◆ EXERCISE
Without the pictures, give the entries below again exactly as written.

◆ RECORDS SHOWN
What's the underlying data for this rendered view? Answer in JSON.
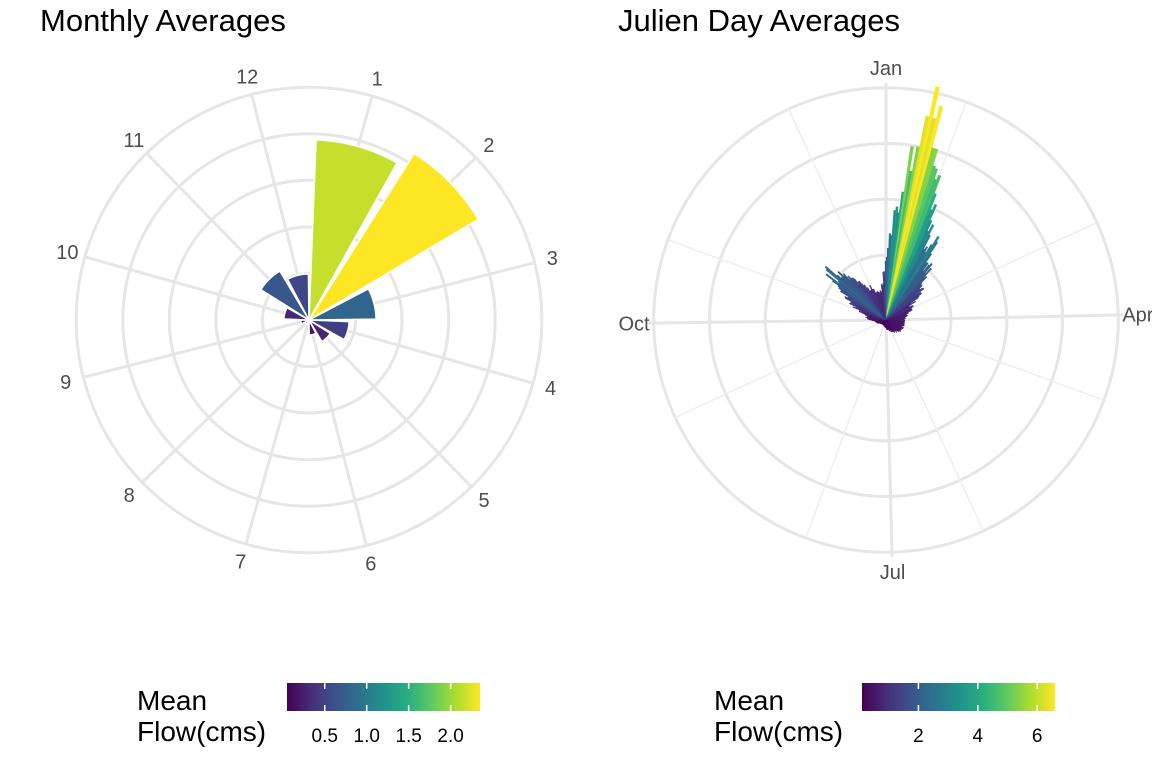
{
  "chart_data": [
    {
      "type": "bar",
      "coord": "polar",
      "title": "Monthly Averages",
      "categories": [
        "1",
        "2",
        "3",
        "4",
        "5",
        "6",
        "7",
        "8",
        "9",
        "10",
        "11",
        "12"
      ],
      "values": [
        2.15,
        2.35,
        0.8,
        0.48,
        0.3,
        0.18,
        0.05,
        0.06,
        0.1,
        0.3,
        0.68,
        0.55
      ],
      "ylim": [
        0,
        2.35
      ],
      "grid": true,
      "legend": {
        "title": "Mean\nFlow(cms)",
        "position": "bottom",
        "palette": "viridis",
        "range": [
          0.05,
          2.35
        ],
        "ticks": [
          "0.5",
          "1.0",
          "1.5",
          "2.0"
        ],
        "tick_values": [
          0.5,
          1.0,
          1.5,
          2.0
        ]
      }
    },
    {
      "type": "bar",
      "coord": "polar",
      "title": "Julien Day Averages",
      "x_range": [
        1,
        365
      ],
      "axis_labels": [
        "Jan",
        "Apr",
        "Jul",
        "Oct"
      ],
      "axis_days": [
        1,
        91,
        182,
        274
      ],
      "profile_days": [
        1,
        5,
        10,
        15,
        18,
        20,
        24,
        28,
        32,
        36,
        40,
        45,
        50,
        55,
        60,
        70,
        80,
        95,
        110,
        130,
        150,
        170,
        190,
        210,
        230,
        250,
        270,
        280,
        290,
        300,
        305,
        310,
        315,
        320,
        325,
        330,
        335,
        340,
        345,
        350,
        355,
        360,
        365
      ],
      "profile_values": [
        1.3,
        2.2,
        3.8,
        6.4,
        6.4,
        5.0,
        4.2,
        3.0,
        2.6,
        2.6,
        2.2,
        1.9,
        1.6,
        1.4,
        1.0,
        0.8,
        0.6,
        0.5,
        0.5,
        0.5,
        0.4,
        0.3,
        0.2,
        0.15,
        0.15,
        0.2,
        0.3,
        0.5,
        0.6,
        1.0,
        1.2,
        1.6,
        2.0,
        2.2,
        1.8,
        1.4,
        1.2,
        1.1,
        1.0,
        0.9,
        0.8,
        0.9,
        1.3
      ],
      "ylim": [
        0,
        6.6
      ],
      "grid": true,
      "legend": {
        "title": "Mean\nFlow(cms)",
        "position": "bottom",
        "palette": "viridis",
        "range": [
          0.1,
          6.6
        ],
        "ticks": [
          "2",
          "4",
          "6"
        ],
        "tick_values": [
          2,
          4,
          6
        ]
      }
    }
  ]
}
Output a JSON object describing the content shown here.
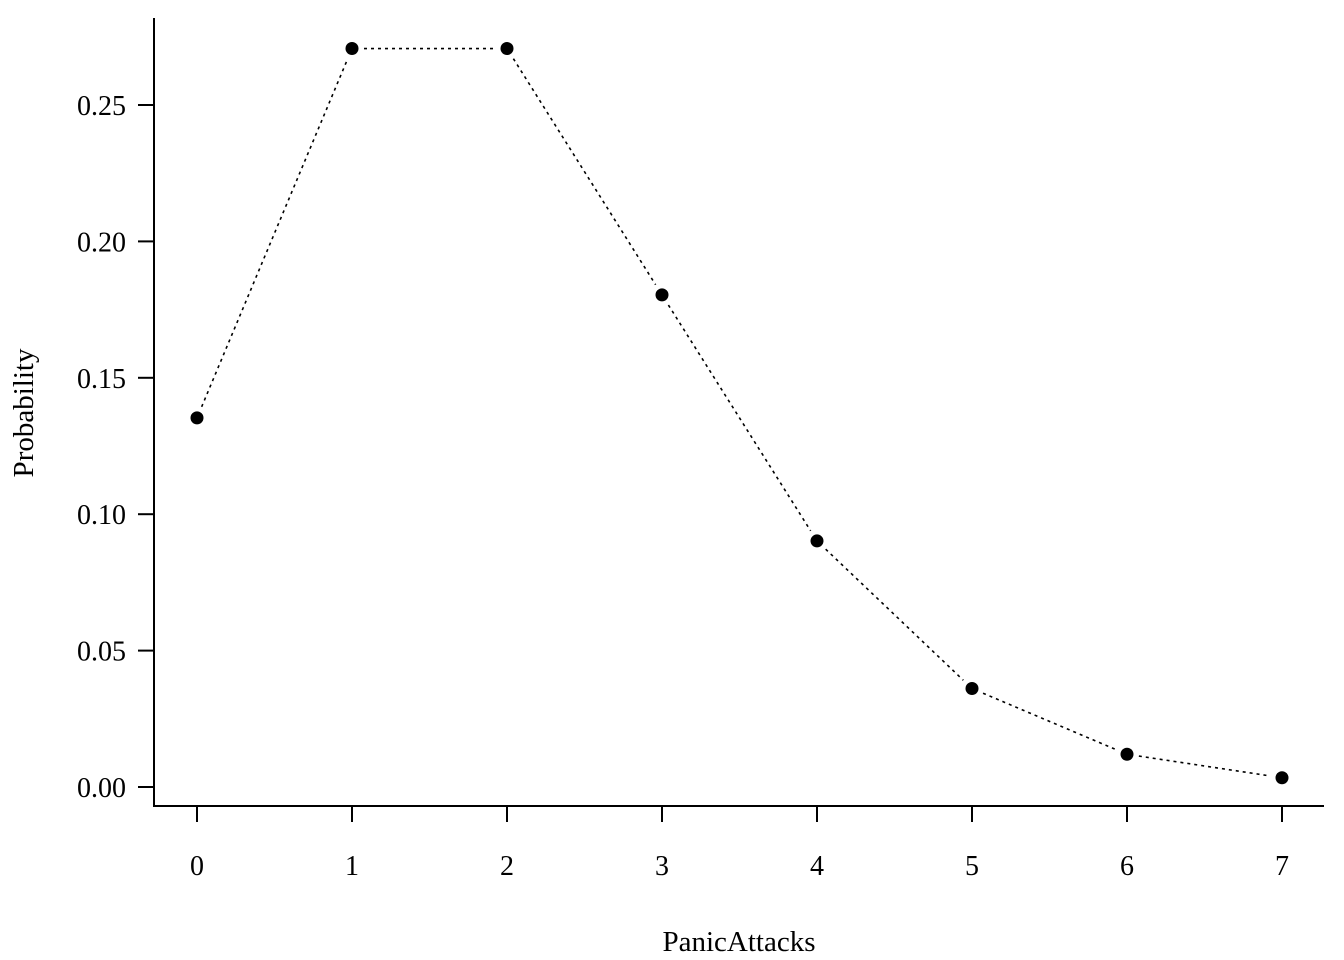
{
  "chart_data": {
    "type": "line",
    "xlabel": "PanicAttacks",
    "ylabel": "Probability",
    "categories": [
      "0",
      "1",
      "2",
      "3",
      "4",
      "5",
      "6",
      "7"
    ],
    "x": [
      0,
      1,
      2,
      3,
      4,
      5,
      6,
      7
    ],
    "y": [
      0.1353,
      0.2707,
      0.2707,
      0.1804,
      0.0902,
      0.0361,
      0.012,
      0.0034
    ],
    "xlim": [
      0,
      7
    ],
    "ylim": [
      0,
      0.25
    ],
    "yticks": [
      0.0,
      0.05,
      0.1,
      0.15,
      0.2,
      0.25
    ],
    "ytick_labels": [
      "0.00",
      "0.05",
      "0.10",
      "0.15",
      "0.20",
      "0.25"
    ],
    "line_style": "dotted",
    "marker": "filled-circle",
    "grid": false,
    "legend": "none",
    "color": "#000000"
  }
}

◆ REPLY TO THE EXERCISE
What's the underlying data for this rendered view? Answer in JSON.
{
  "chart_data": [
    {
      "type": "bar",
      "coord": "polar",
      "title": "Monthly Averages",
      "categories": [
        "1",
        "2",
        "3",
        "4",
        "5",
        "6",
        "7",
        "8",
        "9",
        "10",
        "11",
        "12"
      ],
      "values": [
        2.15,
        2.35,
        0.8,
        0.48,
        0.3,
        0.18,
        0.05,
        0.06,
        0.1,
        0.3,
        0.68,
        0.55
      ],
      "ylim": [
        0,
        2.35
      ],
      "grid": true,
      "legend": {
        "title": "Mean\nFlow(cms)",
        "position": "bottom",
        "palette": "viridis",
        "range": [
          0.05,
          2.35
        ],
        "ticks": [
          "0.5",
          "1.0",
          "1.5",
          "2.0"
        ],
        "tick_values": [
          0.5,
          1.0,
          1.5,
          2.0
        ]
      }
    },
    {
      "type": "bar",
      "coord": "polar",
      "title": "Julien Day Averages",
      "x_range": [
        1,
        365
      ],
      "axis_labels": [
        "Jan",
        "Apr",
        "Jul",
        "Oct"
      ],
      "axis_days": [
        1,
        91,
        182,
        274
      ],
      "profile_days": [
        1,
        5,
        10,
        15,
        18,
        20,
        24,
        28,
        32,
        36,
        40,
        45,
        50,
        55,
        60,
        70,
        80,
        95,
        110,
        130,
        150,
        170,
        190,
        210,
        230,
        250,
        270,
        280,
        290,
        300,
        305,
        310,
        315,
        320,
        325,
        330,
        335,
        340,
        345,
        350,
        355,
        360,
        365
      ],
      "profile_values": [
        1.3,
        2.2,
        3.8,
        6.4,
        6.4,
        5.0,
        4.2,
        3.0,
        2.6,
        2.6,
        2.2,
        1.9,
        1.6,
        1.4,
        1.0,
        0.8,
        0.6,
        0.5,
        0.5,
        0.5,
        0.4,
        0.3,
        0.2,
        0.15,
        0.15,
        0.2,
        0.3,
        0.5,
        0.6,
        1.0,
        1.2,
        1.6,
        2.0,
        2.2,
        1.8,
        1.4,
        1.2,
        1.1,
        1.0,
        0.9,
        0.8,
        0.9,
        1.3
      ],
      "ylim": [
        0,
        6.6
      ],
      "grid": true,
      "legend": {
        "title": "Mean\nFlow(cms)",
        "position": "bottom",
        "palette": "viridis",
        "range": [
          0.1,
          6.6
        ],
        "ticks": [
          "2",
          "4",
          "6"
        ],
        "tick_values": [
          2,
          4,
          6
        ]
      }
    }
  ]
}
Output a JSON object describing the content shown here.
{
  "chart_data": {
    "type": "line",
    "xlabel": "PanicAttacks",
    "ylabel": "Probability",
    "categories": [
      "0",
      "1",
      "2",
      "3",
      "4",
      "5",
      "6",
      "7"
    ],
    "x": [
      0,
      1,
      2,
      3,
      4,
      5,
      6,
      7
    ],
    "y": [
      0.1353,
      0.2707,
      0.2707,
      0.1804,
      0.0902,
      0.0361,
      0.012,
      0.0034
    ],
    "xlim": [
      0,
      7
    ],
    "ylim": [
      0,
      0.25
    ],
    "yticks": [
      0.0,
      0.05,
      0.1,
      0.15,
      0.2,
      0.25
    ],
    "ytick_labels": [
      "0.00",
      "0.05",
      "0.10",
      "0.15",
      "0.20",
      "0.25"
    ],
    "line_style": "dotted",
    "marker": "filled-circle",
    "grid": false,
    "legend": "none",
    "color": "#000000"
  }
}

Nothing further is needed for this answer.